-- Given data --
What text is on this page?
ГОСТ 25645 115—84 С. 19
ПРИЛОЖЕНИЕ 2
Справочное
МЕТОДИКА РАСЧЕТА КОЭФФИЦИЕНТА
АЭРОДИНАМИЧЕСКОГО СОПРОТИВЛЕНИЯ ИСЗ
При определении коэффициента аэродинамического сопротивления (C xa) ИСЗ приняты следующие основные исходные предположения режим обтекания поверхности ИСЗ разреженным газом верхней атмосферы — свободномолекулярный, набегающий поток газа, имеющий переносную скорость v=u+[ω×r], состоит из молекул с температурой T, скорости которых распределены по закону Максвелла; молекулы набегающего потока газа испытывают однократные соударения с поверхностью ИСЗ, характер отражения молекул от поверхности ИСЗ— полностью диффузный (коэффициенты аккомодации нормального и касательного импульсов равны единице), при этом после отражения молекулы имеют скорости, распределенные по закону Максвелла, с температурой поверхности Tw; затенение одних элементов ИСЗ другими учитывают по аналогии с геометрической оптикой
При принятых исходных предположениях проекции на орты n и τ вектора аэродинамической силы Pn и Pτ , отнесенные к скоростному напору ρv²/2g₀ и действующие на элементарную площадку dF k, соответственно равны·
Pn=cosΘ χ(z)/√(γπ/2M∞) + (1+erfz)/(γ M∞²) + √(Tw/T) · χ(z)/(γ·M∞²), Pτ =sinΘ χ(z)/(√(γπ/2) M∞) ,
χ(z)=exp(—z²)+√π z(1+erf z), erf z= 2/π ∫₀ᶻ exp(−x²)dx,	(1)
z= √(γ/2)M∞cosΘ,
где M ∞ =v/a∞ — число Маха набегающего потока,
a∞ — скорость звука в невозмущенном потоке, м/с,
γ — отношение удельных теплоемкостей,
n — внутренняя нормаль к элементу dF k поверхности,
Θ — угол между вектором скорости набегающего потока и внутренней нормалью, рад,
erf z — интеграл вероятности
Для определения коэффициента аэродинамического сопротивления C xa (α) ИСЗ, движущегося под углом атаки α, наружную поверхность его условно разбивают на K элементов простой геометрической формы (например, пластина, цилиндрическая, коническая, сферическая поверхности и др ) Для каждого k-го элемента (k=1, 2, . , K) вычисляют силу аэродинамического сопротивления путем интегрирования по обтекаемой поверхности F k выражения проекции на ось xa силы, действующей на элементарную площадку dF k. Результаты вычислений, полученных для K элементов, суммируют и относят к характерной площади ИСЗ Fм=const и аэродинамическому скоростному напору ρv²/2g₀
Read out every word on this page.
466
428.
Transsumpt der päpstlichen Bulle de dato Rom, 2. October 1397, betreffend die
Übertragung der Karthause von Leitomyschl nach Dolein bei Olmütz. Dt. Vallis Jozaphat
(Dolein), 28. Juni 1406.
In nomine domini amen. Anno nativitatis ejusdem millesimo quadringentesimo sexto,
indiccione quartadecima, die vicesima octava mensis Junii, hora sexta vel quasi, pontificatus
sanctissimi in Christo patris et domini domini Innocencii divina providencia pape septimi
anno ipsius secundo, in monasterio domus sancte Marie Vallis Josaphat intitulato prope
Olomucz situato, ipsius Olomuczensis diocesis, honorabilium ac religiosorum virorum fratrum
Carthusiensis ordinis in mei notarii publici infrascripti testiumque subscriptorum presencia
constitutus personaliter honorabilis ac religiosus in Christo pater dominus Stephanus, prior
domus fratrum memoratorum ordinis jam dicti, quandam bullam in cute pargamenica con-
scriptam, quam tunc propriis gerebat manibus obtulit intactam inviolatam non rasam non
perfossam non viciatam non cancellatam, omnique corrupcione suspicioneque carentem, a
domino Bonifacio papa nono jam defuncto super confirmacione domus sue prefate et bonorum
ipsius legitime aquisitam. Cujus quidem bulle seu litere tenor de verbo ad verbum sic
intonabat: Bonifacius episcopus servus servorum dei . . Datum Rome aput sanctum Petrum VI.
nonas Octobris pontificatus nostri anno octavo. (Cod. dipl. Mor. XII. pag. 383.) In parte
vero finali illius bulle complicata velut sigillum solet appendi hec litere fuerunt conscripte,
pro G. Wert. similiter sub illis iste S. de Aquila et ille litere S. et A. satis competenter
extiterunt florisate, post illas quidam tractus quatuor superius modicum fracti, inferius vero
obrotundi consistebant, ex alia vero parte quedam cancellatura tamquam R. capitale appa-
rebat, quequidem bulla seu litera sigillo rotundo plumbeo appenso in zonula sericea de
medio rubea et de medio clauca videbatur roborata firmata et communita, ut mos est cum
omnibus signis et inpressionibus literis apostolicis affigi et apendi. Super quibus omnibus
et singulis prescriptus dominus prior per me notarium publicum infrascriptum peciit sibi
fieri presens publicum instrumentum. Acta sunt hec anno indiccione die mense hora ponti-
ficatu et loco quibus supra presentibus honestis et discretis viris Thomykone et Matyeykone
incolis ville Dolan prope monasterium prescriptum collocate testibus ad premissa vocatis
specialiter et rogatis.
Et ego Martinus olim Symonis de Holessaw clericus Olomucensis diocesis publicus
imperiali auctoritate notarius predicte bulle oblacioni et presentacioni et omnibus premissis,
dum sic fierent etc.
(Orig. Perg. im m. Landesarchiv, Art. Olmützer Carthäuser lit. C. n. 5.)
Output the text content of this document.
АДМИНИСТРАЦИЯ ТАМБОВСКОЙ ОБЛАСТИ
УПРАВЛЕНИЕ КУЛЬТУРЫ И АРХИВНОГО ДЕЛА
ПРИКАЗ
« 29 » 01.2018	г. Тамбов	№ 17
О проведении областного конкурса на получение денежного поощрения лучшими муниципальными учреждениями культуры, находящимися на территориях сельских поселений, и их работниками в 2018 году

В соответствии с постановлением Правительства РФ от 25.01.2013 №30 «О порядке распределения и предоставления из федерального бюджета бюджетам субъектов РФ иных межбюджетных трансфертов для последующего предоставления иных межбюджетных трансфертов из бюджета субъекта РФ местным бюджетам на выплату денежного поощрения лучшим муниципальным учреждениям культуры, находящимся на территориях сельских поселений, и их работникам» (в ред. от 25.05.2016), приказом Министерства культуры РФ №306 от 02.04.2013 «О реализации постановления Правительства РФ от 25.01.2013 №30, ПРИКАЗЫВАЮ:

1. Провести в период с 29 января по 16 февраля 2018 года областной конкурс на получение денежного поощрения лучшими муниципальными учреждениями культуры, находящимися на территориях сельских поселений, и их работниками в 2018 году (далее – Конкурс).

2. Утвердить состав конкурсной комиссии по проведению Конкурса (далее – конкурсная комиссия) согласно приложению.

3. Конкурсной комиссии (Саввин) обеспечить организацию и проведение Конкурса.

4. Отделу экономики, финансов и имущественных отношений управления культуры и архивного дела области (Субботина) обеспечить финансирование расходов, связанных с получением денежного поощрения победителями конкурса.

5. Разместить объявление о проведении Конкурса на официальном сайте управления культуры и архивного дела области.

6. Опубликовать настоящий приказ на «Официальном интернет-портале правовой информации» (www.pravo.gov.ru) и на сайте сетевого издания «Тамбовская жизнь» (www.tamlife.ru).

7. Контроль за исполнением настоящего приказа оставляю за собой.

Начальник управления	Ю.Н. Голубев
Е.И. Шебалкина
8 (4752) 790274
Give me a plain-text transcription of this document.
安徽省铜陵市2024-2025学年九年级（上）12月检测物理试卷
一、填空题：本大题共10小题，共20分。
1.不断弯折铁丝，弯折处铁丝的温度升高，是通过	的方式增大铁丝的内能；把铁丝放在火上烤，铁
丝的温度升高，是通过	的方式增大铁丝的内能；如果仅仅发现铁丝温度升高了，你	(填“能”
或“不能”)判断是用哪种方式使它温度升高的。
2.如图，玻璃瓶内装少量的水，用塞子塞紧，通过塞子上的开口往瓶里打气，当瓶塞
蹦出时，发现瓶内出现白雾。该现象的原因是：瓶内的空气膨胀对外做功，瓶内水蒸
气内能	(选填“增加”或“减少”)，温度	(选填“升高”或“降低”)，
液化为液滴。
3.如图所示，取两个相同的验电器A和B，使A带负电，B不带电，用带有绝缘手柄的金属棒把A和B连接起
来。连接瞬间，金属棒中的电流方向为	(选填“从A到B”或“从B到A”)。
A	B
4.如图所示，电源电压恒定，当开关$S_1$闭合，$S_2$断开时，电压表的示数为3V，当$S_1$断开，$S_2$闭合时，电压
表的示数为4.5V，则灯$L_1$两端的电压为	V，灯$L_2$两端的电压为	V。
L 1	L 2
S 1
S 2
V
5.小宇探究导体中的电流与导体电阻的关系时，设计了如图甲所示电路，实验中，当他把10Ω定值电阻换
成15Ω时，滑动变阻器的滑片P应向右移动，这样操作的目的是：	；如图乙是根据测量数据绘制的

-- What is being asked --
Look through the data above. Find each line with the string "году" and copy it.

-- Written answer --
О проведении областного конкурса на получение денежного поощрения лучшими муниципальными учреждениями культуры, находящимися на территориях сельских поселений, и их работниками в 2018 году
1. Провести в период с 29 января по 16 февраля 2018 года областной конкурс на получение денежного поощрения лучшими муниципальными учреждениями культуры, находящимися на территориях сельских поселений, и их работниками в 2018 году (далее – Конкурс).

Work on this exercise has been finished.